* START *

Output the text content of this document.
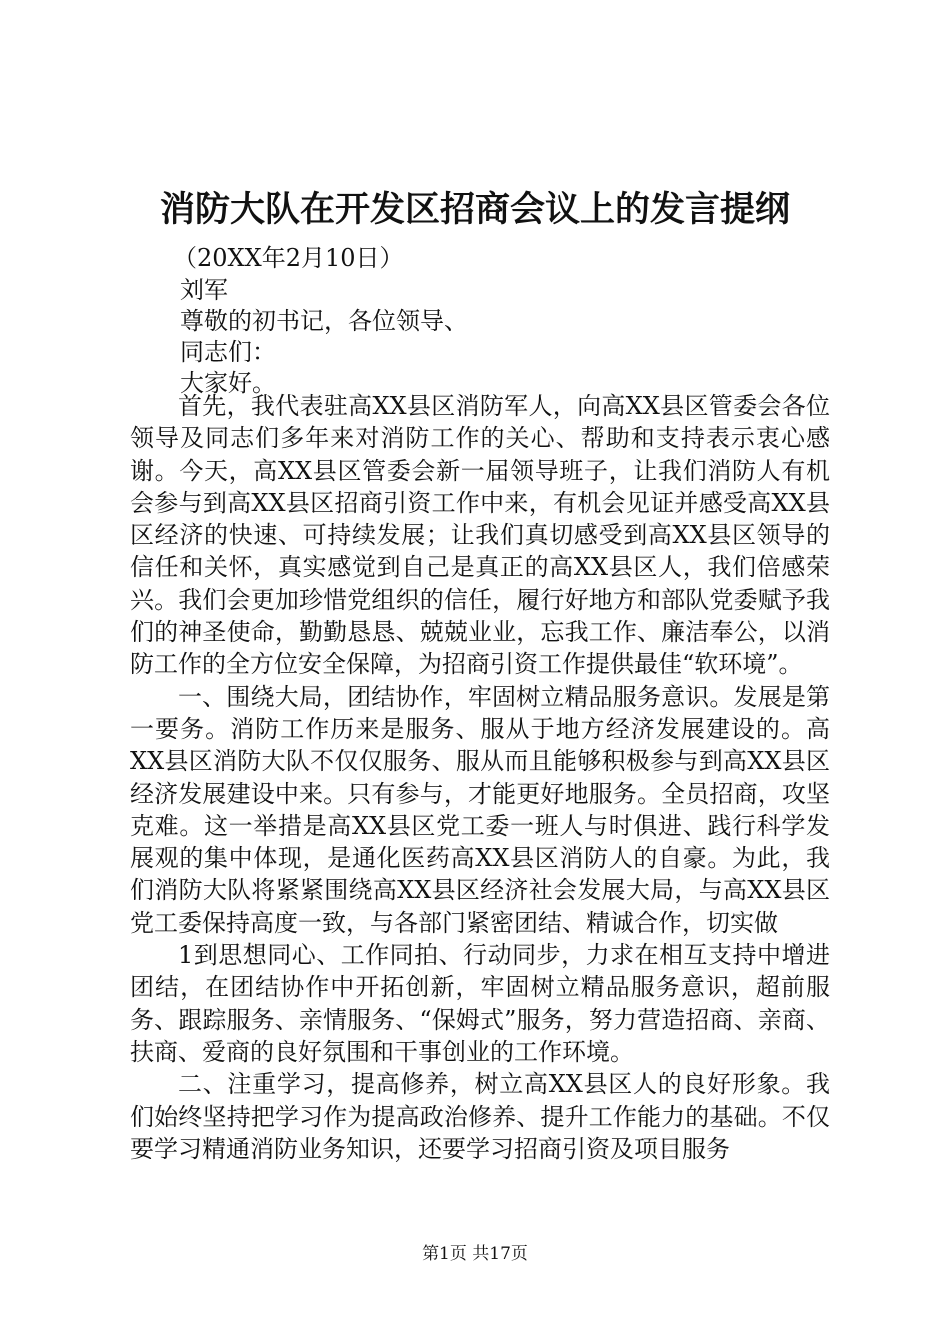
消防大队在开发区招商会议上的发言提纲
（20XX年2月10日）
刘军
尊敬的初书记，各位领导、
同志们：
大家好。

首先，我代表驻高XX县区消防军人，向高XX县区管委会各位领导及同志们多年来对消防工作的关心、帮助和支持表示衷心感谢。今天，高XX县区管委会新一届领导班子，让我们消防人有机会参与到高XX县区招商引资工作中来，有机会见证并感受高XX县区经济的快速、可持续发展；让我们真切感受到高XX县区领导的信任和关怀，真实感觉到自己是真正的高XX县区人，我们倍感荣兴。我们会更加珍惜党组织的信任，履行好地方和部队党委赋予我们的神圣使命，勤勤恳恳、兢兢业业，忘我工作、廉洁奉公，以消防工作的全方位安全保障，为招商引资工作提供最佳“软环境”。

一、围绕大局，团结协作，牢固树立精品服务意识。发展是第一要务。消防工作历来是服务、服从于地方经济发展建设的。高XX县区消防大队不仅仅服务、服从而且能够积极参与到高XX县区经济发展建设中来。只有参与，才能更好地服务。全员招商，攻坚克难。这一举措是高XX县区党工委一班人与时俱进、践行科学发展观的集中体现，是通化医药高XX县区消防人的自豪。为此，我们消防大队将紧紧围绕高XX县区经济社会发展大局，与高XX县区党工委保持高度一致，与各部门紧密团结、精诚合作，切实做

1到思想同心、工作同拍、行动同步，力求在相互支持中增进团结，在团结协作中开拓创新，牢固树立精品服务意识，超前服务、跟踪服务、亲情服务、“保姆式”服务，努力营造招商、亲商、扶商、爱商的良好氛围和干事创业的工作环境。

二、注重学习，提高修养，树立高XX县区人的良好形象。我们始终坚持把学习作为提高政治修养、提升工作能力的基础。不仅要学习精通消防业务知识，还要学习招商引资及项目服务

第1页 共17页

* END *

Restate the records word for word, omitting images.

Output the text content of this document.
消防大队在开发区招商会议上的发言提纲
（20XX年2月10日）
刘军
尊敬的初书记，各位领导、
同志们：
大家好。

首先，我代表驻高XX县区消防军人，向高XX县区管委会各位领导及同志们多年来对消防工作的关心、帮助和支持表示衷心感谢。今天，高XX县区管委会新一届领导班子，让我们消防人有机会参与到高XX县区招商引资工作中来，有机会见证并感受高XX县区经济的快速、可持续发展；让我们真切感受到高XX县区领导的信任和关怀，真实感觉到自己是真正的高XX县区人，我们倍感荣兴。我们会更加珍惜党组织的信任，履行好地方和部队党委赋予我们的神圣使命，勤勤恳恳、兢兢业业，忘我工作、廉洁奉公，以消防工作的全方位安全保障，为招商引资工作提供最佳“软环境”。

一、围绕大局，团结协作，牢固树立精品服务意识。发展是第一要务。消防工作历来是服务、服从于地方经济发展建设的。高XX县区消防大队不仅仅服务、服从而且能够积极参与到高XX县区经济发展建设中来。只有参与，才能更好地服务。全员招商，攻坚克难。这一举措是高XX县区党工委一班人与时俱进、践行科学发展观的集中体现，是通化医药高XX县区消防人的自豪。为此，我们消防大队将紧紧围绕高XX县区经济社会发展大局，与高XX县区党工委保持高度一致，与各部门紧密团结、精诚合作，切实做

1到思想同心、工作同拍、行动同步，力求在相互支持中增进团结，在团结协作中开拓创新，牢固树立精品服务意识，超前服务、跟踪服务、亲情服务、“保姆式”服务，努力营造招商、亲商、扶商、爱商的良好氛围和干事创业的工作环境。

二、注重学习，提高修养，树立高XX县区人的良好形象。我们始终坚持把学习作为提高政治修养、提升工作能力的基础。不仅要学习精通消防业务知识，还要学习招商引资及项目服务

第1页 共17页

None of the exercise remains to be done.